■ **Data excerpts**
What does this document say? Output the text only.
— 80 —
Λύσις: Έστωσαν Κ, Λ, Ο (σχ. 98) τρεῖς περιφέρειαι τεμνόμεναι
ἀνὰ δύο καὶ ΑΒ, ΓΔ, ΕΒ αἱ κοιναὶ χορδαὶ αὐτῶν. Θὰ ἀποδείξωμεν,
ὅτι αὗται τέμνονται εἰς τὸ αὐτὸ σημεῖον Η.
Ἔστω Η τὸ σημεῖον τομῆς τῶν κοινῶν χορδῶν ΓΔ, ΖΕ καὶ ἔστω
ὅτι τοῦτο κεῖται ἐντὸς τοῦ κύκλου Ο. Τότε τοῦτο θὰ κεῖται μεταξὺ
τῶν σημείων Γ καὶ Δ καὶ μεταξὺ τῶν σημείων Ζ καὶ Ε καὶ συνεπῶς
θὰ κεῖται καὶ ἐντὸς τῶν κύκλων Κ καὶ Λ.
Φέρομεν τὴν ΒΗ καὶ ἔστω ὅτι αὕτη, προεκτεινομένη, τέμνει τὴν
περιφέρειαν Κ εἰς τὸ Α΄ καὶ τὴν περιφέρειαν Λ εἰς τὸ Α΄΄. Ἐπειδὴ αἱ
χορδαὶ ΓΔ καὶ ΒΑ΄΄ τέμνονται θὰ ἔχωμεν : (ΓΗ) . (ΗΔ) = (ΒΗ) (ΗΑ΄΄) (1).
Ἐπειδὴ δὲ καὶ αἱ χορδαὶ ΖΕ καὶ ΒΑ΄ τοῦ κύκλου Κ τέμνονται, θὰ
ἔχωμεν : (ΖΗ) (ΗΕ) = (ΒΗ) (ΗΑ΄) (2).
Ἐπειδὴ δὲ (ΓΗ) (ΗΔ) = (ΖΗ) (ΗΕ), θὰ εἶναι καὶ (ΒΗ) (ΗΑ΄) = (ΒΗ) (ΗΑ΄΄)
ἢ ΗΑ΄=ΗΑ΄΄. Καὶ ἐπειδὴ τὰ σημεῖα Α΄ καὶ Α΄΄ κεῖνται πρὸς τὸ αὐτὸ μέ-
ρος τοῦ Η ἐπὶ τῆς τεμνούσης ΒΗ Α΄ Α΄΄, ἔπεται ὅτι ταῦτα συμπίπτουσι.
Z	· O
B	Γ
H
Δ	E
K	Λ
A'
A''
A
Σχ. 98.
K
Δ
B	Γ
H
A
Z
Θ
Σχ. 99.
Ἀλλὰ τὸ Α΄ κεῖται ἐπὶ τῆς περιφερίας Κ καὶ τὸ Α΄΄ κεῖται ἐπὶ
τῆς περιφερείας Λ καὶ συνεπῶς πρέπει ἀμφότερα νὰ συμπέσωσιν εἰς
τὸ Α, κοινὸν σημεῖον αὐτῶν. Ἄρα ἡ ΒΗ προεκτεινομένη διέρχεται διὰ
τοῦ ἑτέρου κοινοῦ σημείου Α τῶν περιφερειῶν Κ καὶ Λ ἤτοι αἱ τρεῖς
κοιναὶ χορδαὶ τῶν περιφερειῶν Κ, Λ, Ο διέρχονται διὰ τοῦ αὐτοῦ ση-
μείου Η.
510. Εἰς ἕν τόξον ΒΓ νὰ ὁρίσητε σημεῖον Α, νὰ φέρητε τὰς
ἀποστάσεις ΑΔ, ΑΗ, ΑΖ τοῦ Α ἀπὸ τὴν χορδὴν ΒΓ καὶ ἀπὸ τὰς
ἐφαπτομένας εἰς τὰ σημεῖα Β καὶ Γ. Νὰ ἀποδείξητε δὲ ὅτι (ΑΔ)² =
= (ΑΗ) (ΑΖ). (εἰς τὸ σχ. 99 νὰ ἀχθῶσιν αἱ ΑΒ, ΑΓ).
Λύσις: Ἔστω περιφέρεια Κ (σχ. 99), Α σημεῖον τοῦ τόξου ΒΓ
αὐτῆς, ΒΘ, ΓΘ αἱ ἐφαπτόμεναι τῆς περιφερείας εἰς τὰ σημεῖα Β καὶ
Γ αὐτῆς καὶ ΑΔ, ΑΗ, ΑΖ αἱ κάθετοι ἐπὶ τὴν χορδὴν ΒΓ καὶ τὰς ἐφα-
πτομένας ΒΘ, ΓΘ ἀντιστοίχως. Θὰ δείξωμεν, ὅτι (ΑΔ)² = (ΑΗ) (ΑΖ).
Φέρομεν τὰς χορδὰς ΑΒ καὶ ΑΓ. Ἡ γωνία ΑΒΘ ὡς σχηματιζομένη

■ **THE TASK**
Repeat all entries. Match them exactly.

■ **COMPLETE ANSWER**
What does this document say? Output the text only.
— 80 —
Λύσις: Έστωσαν Κ, Λ, Ο (σχ. 98) τρεῖς περιφέρειαι τεμνόμεναι
ἀνὰ δύο καὶ ΑΒ, ΓΔ, ΕΒ αἱ κοιναὶ χορδαὶ αὐτῶν. Θὰ ἀποδείξωμεν,
ὅτι αὗται τέμνονται εἰς τὸ αὐτὸ σημεῖον Η.
Ἔστω Η τὸ σημεῖον τομῆς τῶν κοινῶν χορδῶν ΓΔ, ΖΕ καὶ ἔστω
ὅτι τοῦτο κεῖται ἐντὸς τοῦ κύκλου Ο. Τότε τοῦτο θὰ κεῖται μεταξὺ
τῶν σημείων Γ καὶ Δ καὶ μεταξὺ τῶν σημείων Ζ καὶ Ε καὶ συνεπῶς
θὰ κεῖται καὶ ἐντὸς τῶν κύκλων Κ καὶ Λ.
Φέρομεν τὴν ΒΗ καὶ ἔστω ὅτι αὕτη, προεκτεινομένη, τέμνει τὴν
περιφέρειαν Κ εἰς τὸ Α΄ καὶ τὴν περιφέρειαν Λ εἰς τὸ Α΄΄. Ἐπειδὴ αἱ
χορδαὶ ΓΔ καὶ ΒΑ΄΄ τέμνονται θὰ ἔχωμεν : (ΓΗ) . (ΗΔ) = (ΒΗ) (ΗΑ΄΄) (1).
Ἐπειδὴ δὲ καὶ αἱ χορδαὶ ΖΕ καὶ ΒΑ΄ τοῦ κύκλου Κ τέμνονται, θὰ
ἔχωμεν : (ΖΗ) (ΗΕ) = (ΒΗ) (ΗΑ΄) (2).
Ἐπειδὴ δὲ (ΓΗ) (ΗΔ) = (ΖΗ) (ΗΕ), θὰ εἶναι καὶ (ΒΗ) (ΗΑ΄) = (ΒΗ) (ΗΑ΄΄)
ἢ ΗΑ΄=ΗΑ΄΄. Καὶ ἐπειδὴ τὰ σημεῖα Α΄ καὶ Α΄΄ κεῖνται πρὸς τὸ αὐτὸ μέ-
ρος τοῦ Η ἐπὶ τῆς τεμνούσης ΒΗ Α΄ Α΄΄, ἔπεται ὅτι ταῦτα συμπίπτουσι.
Z	· O
B	Γ
H
Δ	E
K	Λ
A'
A''
A
Σχ. 98.
K
Δ
B	Γ
H
A
Z
Θ
Σχ. 99.
Ἀλλὰ τὸ Α΄ κεῖται ἐπὶ τῆς περιφερίας Κ καὶ τὸ Α΄΄ κεῖται ἐπὶ
τῆς περιφερείας Λ καὶ συνεπῶς πρέπει ἀμφότερα νὰ συμπέσωσιν εἰς
τὸ Α, κοινὸν σημεῖον αὐτῶν. Ἄρα ἡ ΒΗ προεκτεινομένη διέρχεται διὰ
τοῦ ἑτέρου κοινοῦ σημείου Α τῶν περιφερειῶν Κ καὶ Λ ἤτοι αἱ τρεῖς
κοιναὶ χορδαὶ τῶν περιφερειῶν Κ, Λ, Ο διέρχονται διὰ τοῦ αὐτοῦ ση-
μείου Η.
510. Εἰς ἕν τόξον ΒΓ νὰ ὁρίσητε σημεῖον Α, νὰ φέρητε τὰς
ἀποστάσεις ΑΔ, ΑΗ, ΑΖ τοῦ Α ἀπὸ τὴν χορδὴν ΒΓ καὶ ἀπὸ τὰς
ἐφαπτομένας εἰς τὰ σημεῖα Β καὶ Γ. Νὰ ἀποδείξητε δὲ ὅτι (ΑΔ)² =
= (ΑΗ) (ΑΖ). (εἰς τὸ σχ. 99 νὰ ἀχθῶσιν αἱ ΑΒ, ΑΓ).
Λύσις: Ἔστω περιφέρεια Κ (σχ. 99), Α σημεῖον τοῦ τόξου ΒΓ
αὐτῆς, ΒΘ, ΓΘ αἱ ἐφαπτόμεναι τῆς περιφερείας εἰς τὰ σημεῖα Β καὶ
Γ αὐτῆς καὶ ΑΔ, ΑΗ, ΑΖ αἱ κάθετοι ἐπὶ τὴν χορδὴν ΒΓ καὶ τὰς ἐφα-
πτομένας ΒΘ, ΓΘ ἀντιστοίχως. Θὰ δείξωμεν, ὅτι (ΑΔ)² = (ΑΗ) (ΑΖ).
Φέρομεν τὰς χορδὰς ΑΒ καὶ ΑΓ. Ἡ γωνία ΑΒΘ ὡς σχηματιζομένη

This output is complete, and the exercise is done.